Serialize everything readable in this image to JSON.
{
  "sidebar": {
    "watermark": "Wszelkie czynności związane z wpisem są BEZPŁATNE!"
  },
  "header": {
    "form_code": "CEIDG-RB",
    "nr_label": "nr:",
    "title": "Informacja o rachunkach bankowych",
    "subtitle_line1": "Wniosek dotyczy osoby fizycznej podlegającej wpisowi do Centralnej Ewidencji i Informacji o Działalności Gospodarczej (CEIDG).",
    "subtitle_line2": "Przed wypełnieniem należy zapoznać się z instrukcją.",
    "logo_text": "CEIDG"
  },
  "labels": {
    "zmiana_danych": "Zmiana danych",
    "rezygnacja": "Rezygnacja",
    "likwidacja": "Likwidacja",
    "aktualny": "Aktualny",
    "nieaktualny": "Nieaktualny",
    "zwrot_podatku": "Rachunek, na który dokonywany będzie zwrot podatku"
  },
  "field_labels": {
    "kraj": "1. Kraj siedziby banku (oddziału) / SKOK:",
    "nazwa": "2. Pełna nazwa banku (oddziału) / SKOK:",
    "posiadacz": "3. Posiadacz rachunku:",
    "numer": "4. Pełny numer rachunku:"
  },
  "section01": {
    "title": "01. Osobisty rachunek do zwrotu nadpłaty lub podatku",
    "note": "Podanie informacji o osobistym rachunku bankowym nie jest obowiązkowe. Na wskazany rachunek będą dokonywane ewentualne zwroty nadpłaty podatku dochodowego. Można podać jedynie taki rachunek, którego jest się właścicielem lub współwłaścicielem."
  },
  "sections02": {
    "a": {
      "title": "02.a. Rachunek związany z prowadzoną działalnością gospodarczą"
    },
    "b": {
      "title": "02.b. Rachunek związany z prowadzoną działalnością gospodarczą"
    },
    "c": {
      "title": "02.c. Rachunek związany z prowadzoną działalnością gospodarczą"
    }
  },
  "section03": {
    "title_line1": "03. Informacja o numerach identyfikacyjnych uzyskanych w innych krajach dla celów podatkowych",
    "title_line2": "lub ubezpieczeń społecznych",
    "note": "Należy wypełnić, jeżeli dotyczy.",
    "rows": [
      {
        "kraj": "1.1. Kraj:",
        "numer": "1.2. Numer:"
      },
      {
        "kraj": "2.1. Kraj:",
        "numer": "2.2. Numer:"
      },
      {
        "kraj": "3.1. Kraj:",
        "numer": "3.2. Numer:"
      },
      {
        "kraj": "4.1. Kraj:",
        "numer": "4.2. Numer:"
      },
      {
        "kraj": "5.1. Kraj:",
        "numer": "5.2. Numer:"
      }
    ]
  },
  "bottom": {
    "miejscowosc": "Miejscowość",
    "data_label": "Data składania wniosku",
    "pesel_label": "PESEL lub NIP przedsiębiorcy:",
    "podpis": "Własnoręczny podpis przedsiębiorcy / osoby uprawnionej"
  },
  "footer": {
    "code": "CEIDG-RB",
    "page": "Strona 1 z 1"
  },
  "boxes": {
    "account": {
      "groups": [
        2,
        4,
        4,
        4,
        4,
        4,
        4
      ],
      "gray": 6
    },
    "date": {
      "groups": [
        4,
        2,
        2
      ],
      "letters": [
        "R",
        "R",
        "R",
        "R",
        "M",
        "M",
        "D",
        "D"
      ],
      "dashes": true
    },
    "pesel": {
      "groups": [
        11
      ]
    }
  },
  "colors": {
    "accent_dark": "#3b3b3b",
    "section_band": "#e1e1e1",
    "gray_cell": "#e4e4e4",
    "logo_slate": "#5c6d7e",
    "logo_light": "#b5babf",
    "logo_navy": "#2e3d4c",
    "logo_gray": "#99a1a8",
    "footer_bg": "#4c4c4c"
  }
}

PROBLEM DESCRIPTION: Quote the whole listing above, leaving nothing out.

OUTPUT OF THE TASK:
Serialize everything readable in this image to JSON.
{
  "sidebar": {
    "watermark": "Wszelkie czynności związane z wpisem są BEZPŁATNE!"
  },
  "header": {
    "form_code": "CEIDG-RB",
    "nr_label": "nr:",
    "title": "Informacja o rachunkach bankowych",
    "subtitle_line1": "Wniosek dotyczy osoby fizycznej podlegającej wpisowi do Centralnej Ewidencji i Informacji o Działalności Gospodarczej (CEIDG).",
    "subtitle_line2": "Przed wypełnieniem należy zapoznać się z instrukcją.",
    "logo_text": "CEIDG"
  },
  "labels": {
    "zmiana_danych": "Zmiana danych",
    "rezygnacja": "Rezygnacja",
    "likwidacja": "Likwidacja",
    "aktualny": "Aktualny",
    "nieaktualny": "Nieaktualny",
    "zwrot_podatku": "Rachunek, na który dokonywany będzie zwrot podatku"
  },
  "field_labels": {
    "kraj": "1. Kraj siedziby banku (oddziału) / SKOK:",
    "nazwa": "2. Pełna nazwa banku (oddziału) / SKOK:",
    "posiadacz": "3. Posiadacz rachunku:",
    "numer": "4. Pełny numer rachunku:"
  },
  "section01": {
    "title": "01. Osobisty rachunek do zwrotu nadpłaty lub podatku",
    "note": "Podanie informacji o osobistym rachunku bankowym nie jest obowiązkowe. Na wskazany rachunek będą dokonywane ewentualne zwroty nadpłaty podatku dochodowego. Można podać jedynie taki rachunek, którego jest się właścicielem lub współwłaścicielem."
  },
  "sections02": {
    "a": {
      "title": "02.a. Rachunek związany z prowadzoną działalnością gospodarczą"
    },
    "b": {
      "title": "02.b. Rachunek związany z prowadzoną działalnością gospodarczą"
    },
    "c": {
      "title": "02.c. Rachunek związany z prowadzoną działalnością gospodarczą"
    }
  },
  "section03": {
    "title_line1": "03. Informacja o numerach identyfikacyjnych uzyskanych w innych krajach dla celów podatkowych",
    "title_line2": "lub ubezpieczeń społecznych",
    "note": "Należy wypełnić, jeżeli dotyczy.",
    "rows": [
      {
        "kraj": "1.1. Kraj:",
        "numer": "1.2. Numer:"
      },
      {
        "kraj": "2.1. Kraj:",
        "numer": "2.2. Numer:"
      },
      {
        "kraj": "3.1. Kraj:",
        "numer": "3.2. Numer:"
      },
      {
        "kraj": "4.1. Kraj:",
        "numer": "4.2. Numer:"
      },
      {
        "kraj": "5.1. Kraj:",
        "numer": "5.2. Numer:"
      }
    ]
  },
  "bottom": {
    "miejscowosc": "Miejscowość",
    "data_label": "Data składania wniosku",
    "pesel_label": "PESEL lub NIP przedsiębiorcy:",
    "podpis": "Własnoręczny podpis przedsiębiorcy / osoby uprawnionej"
  },
  "footer": {
    "code": "CEIDG-RB",
    "page": "Strona 1 z 1"
  },
  "boxes": {
    "account": {
      "groups": [
        2,
        4,
        4,
        4,
        4,
        4,
        4
      ],
      "gray": 6
    },
    "date": {
      "groups": [
        4,
        2,
        2
      ],
      "letters": [
        "R",
        "R",
        "R",
        "R",
        "M",
        "M",
        "D",
        "D"
      ],
      "dashes": true
    },
    "pesel": {
      "groups": [
        11
      ]
    }
  },
  "colors": {
    "accent_dark": "#3b3b3b",
    "section_band": "#e1e1e1",
    "gray_cell": "#e4e4e4",
    "logo_slate": "#5c6d7e",
    "logo_light": "#b5babf",
    "logo_navy": "#2e3d4c",
    "logo_gray": "#99a1a8",
    "footer_bg": "#4c4c4c"
  }
}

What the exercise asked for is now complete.